REQUIRED WORK: In the listing, locate the line containing "Serialize everything readable", then quote it and all following lines exactly. Omit pictures.

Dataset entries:
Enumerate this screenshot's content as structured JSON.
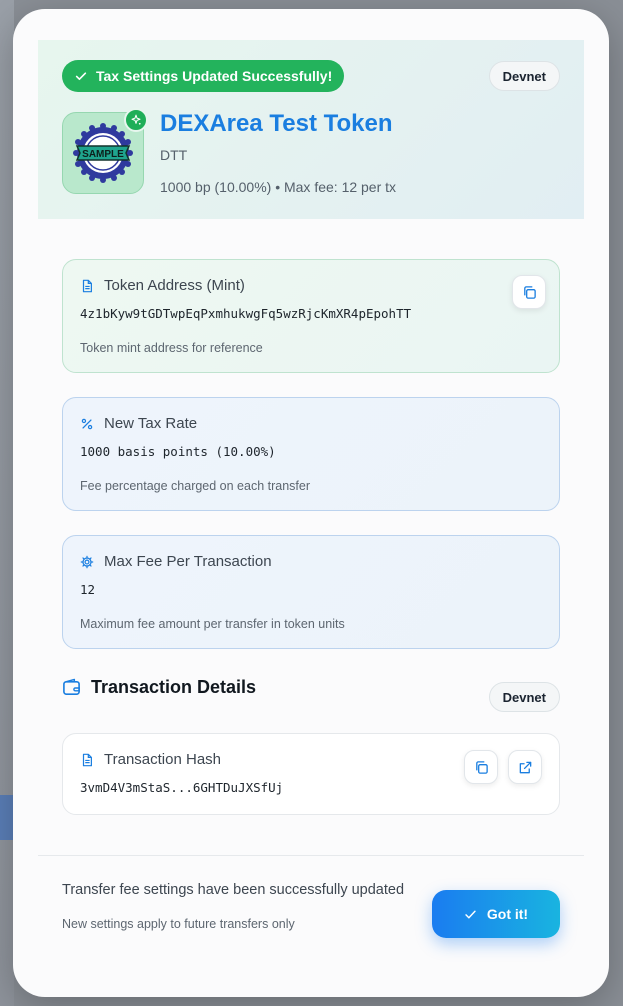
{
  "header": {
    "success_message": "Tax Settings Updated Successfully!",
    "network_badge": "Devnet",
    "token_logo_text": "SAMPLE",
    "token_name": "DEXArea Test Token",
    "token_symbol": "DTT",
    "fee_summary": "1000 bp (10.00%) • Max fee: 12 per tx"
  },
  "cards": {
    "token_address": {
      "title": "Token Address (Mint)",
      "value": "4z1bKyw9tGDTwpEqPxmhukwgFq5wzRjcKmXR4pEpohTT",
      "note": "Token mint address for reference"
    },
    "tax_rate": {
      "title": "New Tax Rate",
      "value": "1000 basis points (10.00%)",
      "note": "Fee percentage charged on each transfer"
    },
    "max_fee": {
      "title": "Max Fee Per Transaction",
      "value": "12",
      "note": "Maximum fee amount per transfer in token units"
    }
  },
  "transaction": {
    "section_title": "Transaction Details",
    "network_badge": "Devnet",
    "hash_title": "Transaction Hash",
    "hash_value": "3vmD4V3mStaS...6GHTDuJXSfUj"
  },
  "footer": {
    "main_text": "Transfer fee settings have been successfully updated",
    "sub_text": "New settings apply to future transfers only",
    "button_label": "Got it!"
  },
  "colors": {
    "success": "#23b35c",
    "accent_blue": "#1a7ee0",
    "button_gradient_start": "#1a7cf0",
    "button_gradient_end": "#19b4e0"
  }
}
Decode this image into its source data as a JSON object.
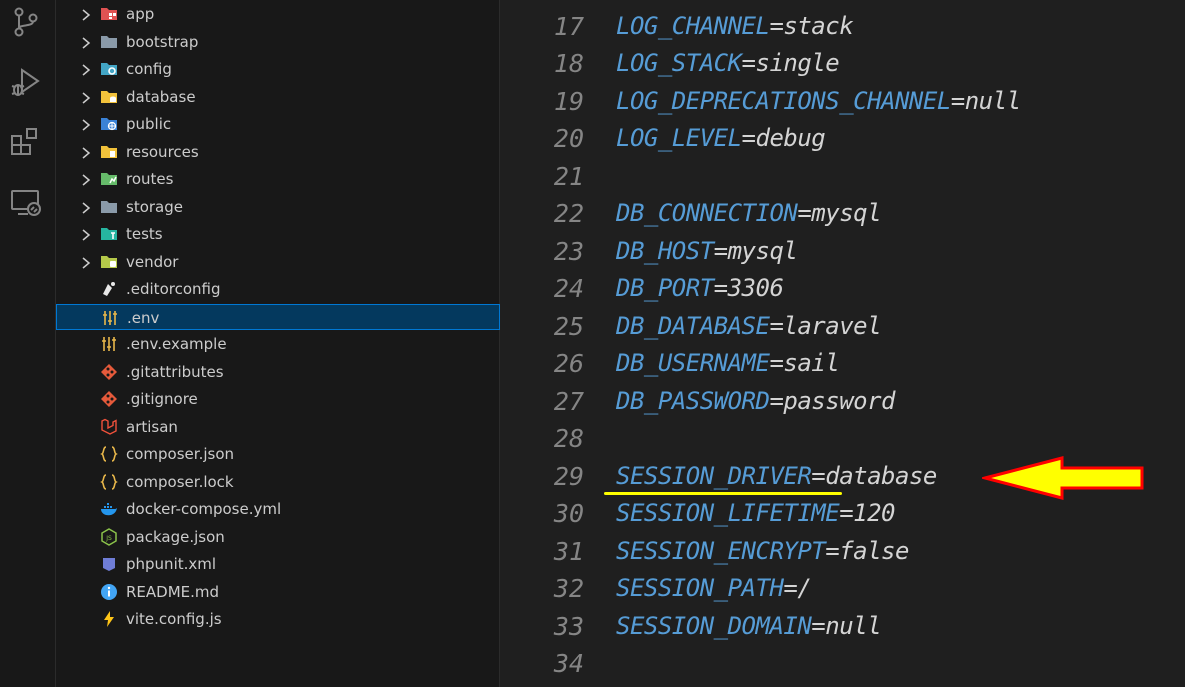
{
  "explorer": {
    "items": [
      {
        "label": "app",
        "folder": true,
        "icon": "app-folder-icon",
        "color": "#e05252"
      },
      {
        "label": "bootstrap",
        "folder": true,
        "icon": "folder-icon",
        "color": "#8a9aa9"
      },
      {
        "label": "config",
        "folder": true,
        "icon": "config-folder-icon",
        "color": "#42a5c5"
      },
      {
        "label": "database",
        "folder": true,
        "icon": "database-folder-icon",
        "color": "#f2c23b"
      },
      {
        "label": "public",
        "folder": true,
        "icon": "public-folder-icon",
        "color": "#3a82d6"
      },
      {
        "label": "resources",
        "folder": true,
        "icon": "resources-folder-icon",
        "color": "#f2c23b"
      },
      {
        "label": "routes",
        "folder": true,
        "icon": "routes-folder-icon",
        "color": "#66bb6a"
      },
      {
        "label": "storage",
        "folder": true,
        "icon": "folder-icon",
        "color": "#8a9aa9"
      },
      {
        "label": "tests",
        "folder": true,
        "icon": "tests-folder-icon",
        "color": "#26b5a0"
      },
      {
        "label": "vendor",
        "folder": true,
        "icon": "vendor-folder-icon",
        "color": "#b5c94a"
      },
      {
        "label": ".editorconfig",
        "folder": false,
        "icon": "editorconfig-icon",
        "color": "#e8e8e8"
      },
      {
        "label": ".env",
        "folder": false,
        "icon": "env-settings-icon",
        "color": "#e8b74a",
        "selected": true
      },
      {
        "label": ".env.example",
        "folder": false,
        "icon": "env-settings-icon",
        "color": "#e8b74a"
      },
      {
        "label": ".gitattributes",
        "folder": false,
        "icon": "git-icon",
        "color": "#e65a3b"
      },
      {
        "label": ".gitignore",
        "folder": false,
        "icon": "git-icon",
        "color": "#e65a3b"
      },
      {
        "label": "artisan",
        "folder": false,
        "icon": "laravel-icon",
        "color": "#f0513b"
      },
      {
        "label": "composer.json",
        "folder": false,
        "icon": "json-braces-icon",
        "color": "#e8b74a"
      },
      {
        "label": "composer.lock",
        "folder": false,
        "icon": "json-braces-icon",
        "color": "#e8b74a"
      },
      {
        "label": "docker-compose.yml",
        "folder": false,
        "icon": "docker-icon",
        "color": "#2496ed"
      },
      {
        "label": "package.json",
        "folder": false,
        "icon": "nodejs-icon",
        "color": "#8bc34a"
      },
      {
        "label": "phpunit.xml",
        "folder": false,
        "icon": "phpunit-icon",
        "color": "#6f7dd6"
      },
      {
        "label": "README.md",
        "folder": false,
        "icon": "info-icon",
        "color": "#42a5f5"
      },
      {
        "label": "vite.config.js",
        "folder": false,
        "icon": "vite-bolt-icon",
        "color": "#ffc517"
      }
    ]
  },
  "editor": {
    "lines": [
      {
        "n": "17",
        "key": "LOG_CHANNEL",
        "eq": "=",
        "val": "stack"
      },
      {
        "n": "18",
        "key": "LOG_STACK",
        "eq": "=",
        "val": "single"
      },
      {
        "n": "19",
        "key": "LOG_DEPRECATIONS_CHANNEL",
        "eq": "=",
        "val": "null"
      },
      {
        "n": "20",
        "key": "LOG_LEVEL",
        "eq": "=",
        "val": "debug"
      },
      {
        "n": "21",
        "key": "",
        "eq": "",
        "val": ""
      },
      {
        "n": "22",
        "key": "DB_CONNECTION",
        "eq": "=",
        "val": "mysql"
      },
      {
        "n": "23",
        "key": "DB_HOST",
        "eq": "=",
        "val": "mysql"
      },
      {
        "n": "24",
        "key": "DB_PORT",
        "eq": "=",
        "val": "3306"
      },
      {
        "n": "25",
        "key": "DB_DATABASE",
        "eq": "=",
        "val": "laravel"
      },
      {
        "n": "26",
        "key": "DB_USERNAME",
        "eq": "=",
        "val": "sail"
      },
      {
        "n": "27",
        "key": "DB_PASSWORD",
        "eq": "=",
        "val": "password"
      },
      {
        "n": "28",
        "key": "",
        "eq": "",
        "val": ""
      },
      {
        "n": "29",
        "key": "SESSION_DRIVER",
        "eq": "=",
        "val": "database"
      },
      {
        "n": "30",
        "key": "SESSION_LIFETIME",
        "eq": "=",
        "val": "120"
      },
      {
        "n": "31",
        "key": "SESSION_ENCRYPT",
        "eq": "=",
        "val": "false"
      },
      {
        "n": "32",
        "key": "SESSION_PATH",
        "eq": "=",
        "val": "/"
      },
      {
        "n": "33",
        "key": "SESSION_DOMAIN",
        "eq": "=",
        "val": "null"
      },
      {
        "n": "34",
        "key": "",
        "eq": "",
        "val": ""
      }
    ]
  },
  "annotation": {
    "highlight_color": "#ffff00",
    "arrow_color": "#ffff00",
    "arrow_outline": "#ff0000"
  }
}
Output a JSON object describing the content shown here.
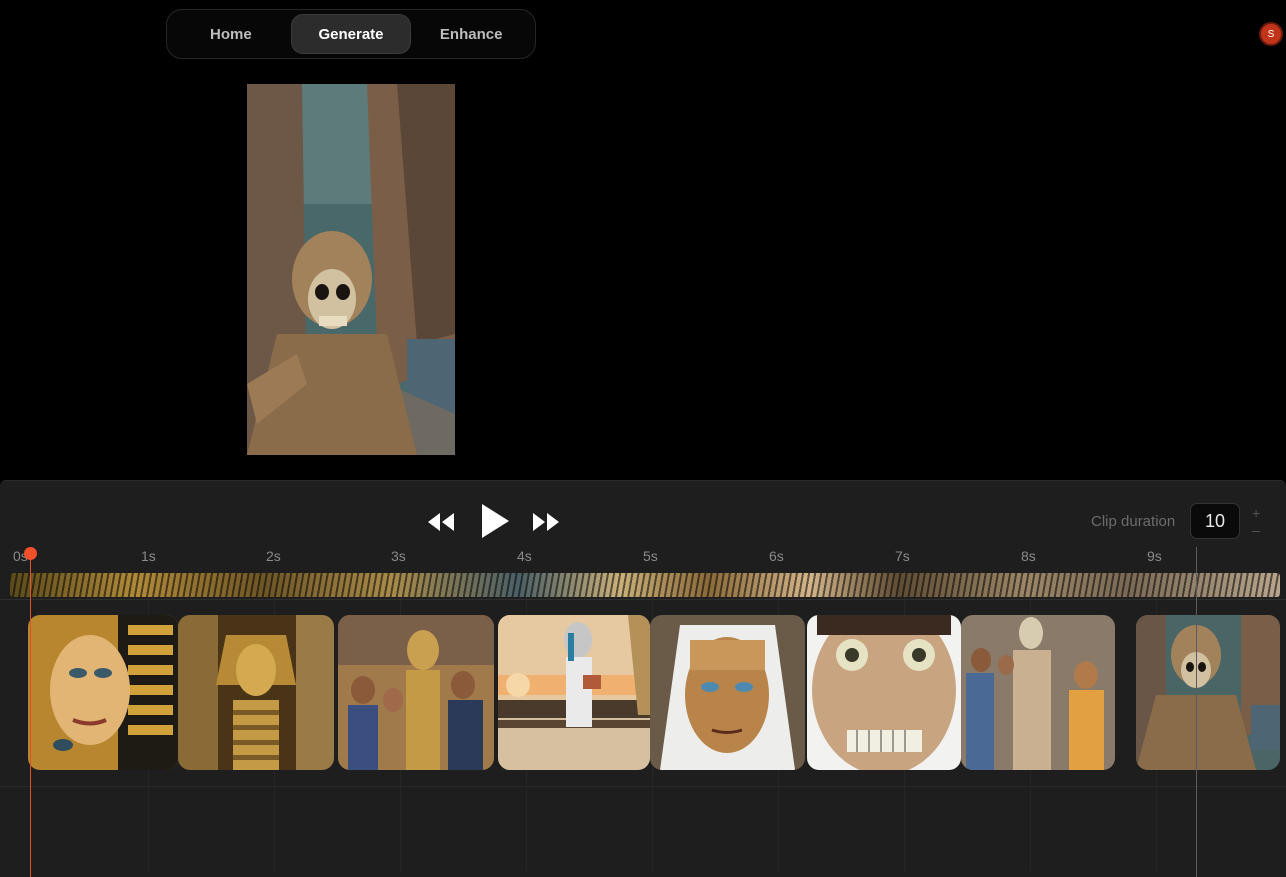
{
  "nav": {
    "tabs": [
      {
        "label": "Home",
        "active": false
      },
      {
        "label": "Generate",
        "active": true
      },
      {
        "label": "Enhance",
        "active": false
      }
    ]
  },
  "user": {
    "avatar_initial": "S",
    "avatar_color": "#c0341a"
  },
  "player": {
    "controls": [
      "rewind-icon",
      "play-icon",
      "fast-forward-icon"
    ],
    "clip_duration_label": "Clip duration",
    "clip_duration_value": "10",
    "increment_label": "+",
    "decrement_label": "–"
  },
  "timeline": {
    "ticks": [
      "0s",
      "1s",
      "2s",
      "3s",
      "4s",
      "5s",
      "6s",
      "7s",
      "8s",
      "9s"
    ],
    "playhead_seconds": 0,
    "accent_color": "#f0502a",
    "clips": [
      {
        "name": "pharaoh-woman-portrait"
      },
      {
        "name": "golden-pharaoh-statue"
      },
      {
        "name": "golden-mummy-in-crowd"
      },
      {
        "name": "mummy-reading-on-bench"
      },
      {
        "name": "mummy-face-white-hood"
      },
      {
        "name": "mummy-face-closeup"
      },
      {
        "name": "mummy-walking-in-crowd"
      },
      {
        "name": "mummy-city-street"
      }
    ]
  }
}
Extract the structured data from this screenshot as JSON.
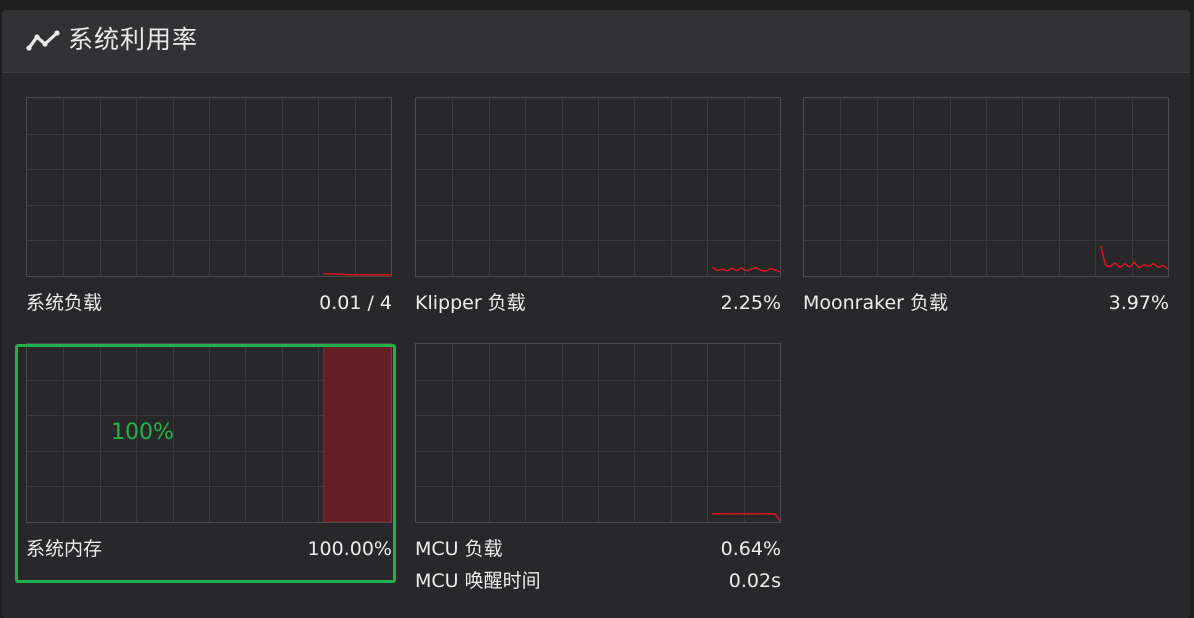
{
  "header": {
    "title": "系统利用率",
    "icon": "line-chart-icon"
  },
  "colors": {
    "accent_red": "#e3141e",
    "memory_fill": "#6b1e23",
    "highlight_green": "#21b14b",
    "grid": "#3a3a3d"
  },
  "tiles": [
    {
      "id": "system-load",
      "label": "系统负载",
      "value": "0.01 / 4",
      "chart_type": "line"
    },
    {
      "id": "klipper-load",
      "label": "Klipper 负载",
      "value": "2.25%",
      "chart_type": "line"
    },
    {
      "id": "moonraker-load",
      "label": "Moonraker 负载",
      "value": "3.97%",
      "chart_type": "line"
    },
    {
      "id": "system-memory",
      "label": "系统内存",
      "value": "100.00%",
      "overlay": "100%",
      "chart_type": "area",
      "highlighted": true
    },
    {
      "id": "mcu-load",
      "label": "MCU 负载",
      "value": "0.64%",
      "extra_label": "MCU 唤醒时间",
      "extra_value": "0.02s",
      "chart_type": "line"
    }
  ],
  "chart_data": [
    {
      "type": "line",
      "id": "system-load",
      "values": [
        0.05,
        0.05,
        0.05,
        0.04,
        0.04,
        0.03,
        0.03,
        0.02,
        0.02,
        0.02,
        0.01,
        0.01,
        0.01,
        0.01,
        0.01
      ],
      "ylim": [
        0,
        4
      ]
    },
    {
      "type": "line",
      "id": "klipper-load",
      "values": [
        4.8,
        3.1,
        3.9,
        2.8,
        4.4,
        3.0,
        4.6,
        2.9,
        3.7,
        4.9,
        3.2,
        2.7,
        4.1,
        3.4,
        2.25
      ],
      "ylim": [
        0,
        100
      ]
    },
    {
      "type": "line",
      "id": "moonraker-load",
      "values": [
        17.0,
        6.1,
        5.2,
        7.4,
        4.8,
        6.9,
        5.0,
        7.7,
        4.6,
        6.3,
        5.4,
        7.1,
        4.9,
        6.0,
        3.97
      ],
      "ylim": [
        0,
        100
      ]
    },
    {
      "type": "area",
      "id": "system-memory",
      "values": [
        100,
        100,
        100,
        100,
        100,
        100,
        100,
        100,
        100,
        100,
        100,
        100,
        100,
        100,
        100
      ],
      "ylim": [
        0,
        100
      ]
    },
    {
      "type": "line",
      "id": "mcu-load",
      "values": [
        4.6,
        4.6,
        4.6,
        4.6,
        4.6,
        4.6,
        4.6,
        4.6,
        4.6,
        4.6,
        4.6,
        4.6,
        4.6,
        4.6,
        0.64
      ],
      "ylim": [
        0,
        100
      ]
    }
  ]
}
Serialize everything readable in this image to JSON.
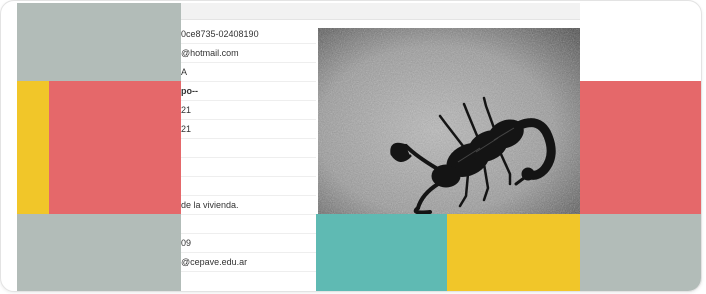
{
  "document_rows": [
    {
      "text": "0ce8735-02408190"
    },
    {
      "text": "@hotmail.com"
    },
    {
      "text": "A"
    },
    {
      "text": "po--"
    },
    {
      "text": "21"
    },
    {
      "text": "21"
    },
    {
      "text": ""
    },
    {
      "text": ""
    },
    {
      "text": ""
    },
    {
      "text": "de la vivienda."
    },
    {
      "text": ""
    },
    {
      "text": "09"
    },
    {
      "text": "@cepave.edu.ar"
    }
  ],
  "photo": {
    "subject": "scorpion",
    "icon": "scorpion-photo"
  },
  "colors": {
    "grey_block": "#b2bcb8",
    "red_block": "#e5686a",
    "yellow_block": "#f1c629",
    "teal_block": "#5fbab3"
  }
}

WRITTEN SOLUTION:
Serialize everything readable in this image to JSON.
{
  "document_rows": [
    {
      "text": "0ce8735-02408190"
    },
    {
      "text": "@hotmail.com"
    },
    {
      "text": "A"
    },
    {
      "text": "po--"
    },
    {
      "text": "21"
    },
    {
      "text": "21"
    },
    {
      "text": ""
    },
    {
      "text": ""
    },
    {
      "text": ""
    },
    {
      "text": "de la vivienda."
    },
    {
      "text": ""
    },
    {
      "text": "09"
    },
    {
      "text": "@cepave.edu.ar"
    }
  ],
  "photo": {
    "subject": "scorpion",
    "icon": "scorpion-photo"
  },
  "colors": {
    "grey_block": "#b2bcb8",
    "red_block": "#e5686a",
    "yellow_block": "#f1c629",
    "teal_block": "#5fbab3"
  }
}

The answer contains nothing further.